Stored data
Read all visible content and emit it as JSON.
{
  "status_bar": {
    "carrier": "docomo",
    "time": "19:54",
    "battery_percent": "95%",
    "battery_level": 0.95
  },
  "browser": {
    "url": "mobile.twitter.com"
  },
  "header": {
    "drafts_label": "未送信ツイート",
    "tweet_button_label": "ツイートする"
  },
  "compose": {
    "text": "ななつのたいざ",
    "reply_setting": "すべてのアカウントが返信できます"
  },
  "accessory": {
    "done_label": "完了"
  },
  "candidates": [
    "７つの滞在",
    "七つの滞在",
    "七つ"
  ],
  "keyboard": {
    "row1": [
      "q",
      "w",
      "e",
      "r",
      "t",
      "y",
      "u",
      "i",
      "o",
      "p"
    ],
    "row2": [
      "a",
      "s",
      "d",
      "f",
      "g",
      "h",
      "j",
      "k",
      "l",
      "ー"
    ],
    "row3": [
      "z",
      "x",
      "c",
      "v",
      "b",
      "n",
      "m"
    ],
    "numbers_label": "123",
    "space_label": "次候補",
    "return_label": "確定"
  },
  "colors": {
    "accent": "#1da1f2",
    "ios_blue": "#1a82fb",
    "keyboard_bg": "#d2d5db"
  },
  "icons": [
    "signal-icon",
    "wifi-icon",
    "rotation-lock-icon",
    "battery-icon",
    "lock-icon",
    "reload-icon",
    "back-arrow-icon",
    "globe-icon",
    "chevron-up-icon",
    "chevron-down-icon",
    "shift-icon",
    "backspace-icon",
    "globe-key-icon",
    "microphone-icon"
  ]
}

Task goal →
Copy all of the data exactly.

Full answer →
Read all visible content and emit it as JSON.
{
  "status_bar": {
    "carrier": "docomo",
    "time": "19:54",
    "battery_percent": "95%",
    "battery_level": 0.95
  },
  "browser": {
    "url": "mobile.twitter.com"
  },
  "header": {
    "drafts_label": "未送信ツイート",
    "tweet_button_label": "ツイートする"
  },
  "compose": {
    "text": "ななつのたいざ",
    "reply_setting": "すべてのアカウントが返信できます"
  },
  "accessory": {
    "done_label": "完了"
  },
  "candidates": [
    "７つの滞在",
    "七つの滞在",
    "七つ"
  ],
  "keyboard": {
    "row1": [
      "q",
      "w",
      "e",
      "r",
      "t",
      "y",
      "u",
      "i",
      "o",
      "p"
    ],
    "row2": [
      "a",
      "s",
      "d",
      "f",
      "g",
      "h",
      "j",
      "k",
      "l",
      "ー"
    ],
    "row3": [
      "z",
      "x",
      "c",
      "v",
      "b",
      "n",
      "m"
    ],
    "numbers_label": "123",
    "space_label": "次候補",
    "return_label": "確定"
  },
  "colors": {
    "accent": "#1da1f2",
    "ios_blue": "#1a82fb",
    "keyboard_bg": "#d2d5db"
  },
  "icons": [
    "signal-icon",
    "wifi-icon",
    "rotation-lock-icon",
    "battery-icon",
    "lock-icon",
    "reload-icon",
    "back-arrow-icon",
    "globe-icon",
    "chevron-up-icon",
    "chevron-down-icon",
    "shift-icon",
    "backspace-icon",
    "globe-key-icon",
    "microphone-icon"
  ]
}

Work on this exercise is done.